═════ Supplied entries ═════

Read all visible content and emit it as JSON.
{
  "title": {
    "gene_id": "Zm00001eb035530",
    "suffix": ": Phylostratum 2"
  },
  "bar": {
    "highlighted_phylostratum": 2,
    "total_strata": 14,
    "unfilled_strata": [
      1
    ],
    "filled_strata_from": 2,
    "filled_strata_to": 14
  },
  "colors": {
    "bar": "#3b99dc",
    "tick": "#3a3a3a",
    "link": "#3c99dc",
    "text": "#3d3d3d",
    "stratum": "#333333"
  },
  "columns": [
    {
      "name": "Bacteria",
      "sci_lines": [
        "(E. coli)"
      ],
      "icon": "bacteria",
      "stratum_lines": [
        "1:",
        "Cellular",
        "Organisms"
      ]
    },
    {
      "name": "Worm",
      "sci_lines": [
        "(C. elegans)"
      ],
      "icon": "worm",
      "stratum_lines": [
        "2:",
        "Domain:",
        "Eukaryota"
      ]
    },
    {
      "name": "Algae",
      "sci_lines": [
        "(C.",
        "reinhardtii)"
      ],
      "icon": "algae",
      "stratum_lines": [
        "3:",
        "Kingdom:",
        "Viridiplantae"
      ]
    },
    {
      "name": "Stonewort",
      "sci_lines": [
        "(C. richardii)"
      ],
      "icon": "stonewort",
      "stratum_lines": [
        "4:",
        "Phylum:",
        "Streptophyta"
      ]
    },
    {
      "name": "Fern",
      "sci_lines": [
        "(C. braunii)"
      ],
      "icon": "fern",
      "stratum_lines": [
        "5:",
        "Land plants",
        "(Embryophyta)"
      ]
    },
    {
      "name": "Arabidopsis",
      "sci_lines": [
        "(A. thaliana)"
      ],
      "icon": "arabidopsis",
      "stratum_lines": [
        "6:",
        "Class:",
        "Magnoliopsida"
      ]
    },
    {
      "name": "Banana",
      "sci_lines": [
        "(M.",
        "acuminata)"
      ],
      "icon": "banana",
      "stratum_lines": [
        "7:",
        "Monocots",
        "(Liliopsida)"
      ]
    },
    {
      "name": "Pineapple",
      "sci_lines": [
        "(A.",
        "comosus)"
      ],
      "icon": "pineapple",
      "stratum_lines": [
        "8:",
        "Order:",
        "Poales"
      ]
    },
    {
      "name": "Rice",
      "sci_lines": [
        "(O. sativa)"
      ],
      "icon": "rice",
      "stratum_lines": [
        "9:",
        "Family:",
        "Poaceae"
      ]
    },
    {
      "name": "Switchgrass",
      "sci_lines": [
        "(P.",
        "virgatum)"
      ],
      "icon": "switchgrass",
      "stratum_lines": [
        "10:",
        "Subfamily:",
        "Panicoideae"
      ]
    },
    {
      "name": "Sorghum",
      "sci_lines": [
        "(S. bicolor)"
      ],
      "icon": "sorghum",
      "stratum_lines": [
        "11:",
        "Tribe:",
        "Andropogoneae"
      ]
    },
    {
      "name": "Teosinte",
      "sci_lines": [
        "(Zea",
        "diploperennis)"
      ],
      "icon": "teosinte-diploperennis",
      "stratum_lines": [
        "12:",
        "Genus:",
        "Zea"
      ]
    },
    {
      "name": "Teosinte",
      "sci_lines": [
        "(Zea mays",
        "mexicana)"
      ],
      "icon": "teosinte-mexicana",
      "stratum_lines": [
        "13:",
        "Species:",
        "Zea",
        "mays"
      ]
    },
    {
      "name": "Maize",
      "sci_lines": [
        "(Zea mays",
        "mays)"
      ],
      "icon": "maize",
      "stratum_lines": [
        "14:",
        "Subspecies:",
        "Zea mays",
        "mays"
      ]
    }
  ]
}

═════

Required work —
The entire listing should be repeated with no line missing and no word altered.

Completed task —
Read all visible content and emit it as JSON.
{
  "title": {
    "gene_id": "Zm00001eb035530",
    "suffix": ": Phylostratum 2"
  },
  "bar": {
    "highlighted_phylostratum": 2,
    "total_strata": 14,
    "unfilled_strata": [
      1
    ],
    "filled_strata_from": 2,
    "filled_strata_to": 14
  },
  "colors": {
    "bar": "#3b99dc",
    "tick": "#3a3a3a",
    "link": "#3c99dc",
    "text": "#3d3d3d",
    "stratum": "#333333"
  },
  "columns": [
    {
      "name": "Bacteria",
      "sci_lines": [
        "(E. coli)"
      ],
      "icon": "bacteria",
      "stratum_lines": [
        "1:",
        "Cellular",
        "Organisms"
      ]
    },
    {
      "name": "Worm",
      "sci_lines": [
        "(C. elegans)"
      ],
      "icon": "worm",
      "stratum_lines": [
        "2:",
        "Domain:",
        "Eukaryota"
      ]
    },
    {
      "name": "Algae",
      "sci_lines": [
        "(C.",
        "reinhardtii)"
      ],
      "icon": "algae",
      "stratum_lines": [
        "3:",
        "Kingdom:",
        "Viridiplantae"
      ]
    },
    {
      "name": "Stonewort",
      "sci_lines": [
        "(C. richardii)"
      ],
      "icon": "stonewort",
      "stratum_lines": [
        "4:",
        "Phylum:",
        "Streptophyta"
      ]
    },
    {
      "name": "Fern",
      "sci_lines": [
        "(C. braunii)"
      ],
      "icon": "fern",
      "stratum_lines": [
        "5:",
        "Land plants",
        "(Embryophyta)"
      ]
    },
    {
      "name": "Arabidopsis",
      "sci_lines": [
        "(A. thaliana)"
      ],
      "icon": "arabidopsis",
      "stratum_lines": [
        "6:",
        "Class:",
        "Magnoliopsida"
      ]
    },
    {
      "name": "Banana",
      "sci_lines": [
        "(M.",
        "acuminata)"
      ],
      "icon": "banana",
      "stratum_lines": [
        "7:",
        "Monocots",
        "(Liliopsida)"
      ]
    },
    {
      "name": "Pineapple",
      "sci_lines": [
        "(A.",
        "comosus)"
      ],
      "icon": "pineapple",
      "stratum_lines": [
        "8:",
        "Order:",
        "Poales"
      ]
    },
    {
      "name": "Rice",
      "sci_lines": [
        "(O. sativa)"
      ],
      "icon": "rice",
      "stratum_lines": [
        "9:",
        "Family:",
        "Poaceae"
      ]
    },
    {
      "name": "Switchgrass",
      "sci_lines": [
        "(P.",
        "virgatum)"
      ],
      "icon": "switchgrass",
      "stratum_lines": [
        "10:",
        "Subfamily:",
        "Panicoideae"
      ]
    },
    {
      "name": "Sorghum",
      "sci_lines": [
        "(S. bicolor)"
      ],
      "icon": "sorghum",
      "stratum_lines": [
        "11:",
        "Tribe:",
        "Andropogoneae"
      ]
    },
    {
      "name": "Teosinte",
      "sci_lines": [
        "(Zea",
        "diploperennis)"
      ],
      "icon": "teosinte-diploperennis",
      "stratum_lines": [
        "12:",
        "Genus:",
        "Zea"
      ]
    },
    {
      "name": "Teosinte",
      "sci_lines": [
        "(Zea mays",
        "mexicana)"
      ],
      "icon": "teosinte-mexicana",
      "stratum_lines": [
        "13:",
        "Species:",
        "Zea",
        "mays"
      ]
    },
    {
      "name": "Maize",
      "sci_lines": [
        "(Zea mays",
        "mays)"
      ],
      "icon": "maize",
      "stratum_lines": [
        "14:",
        "Subspecies:",
        "Zea mays",
        "mays"
      ]
    }
  ]
}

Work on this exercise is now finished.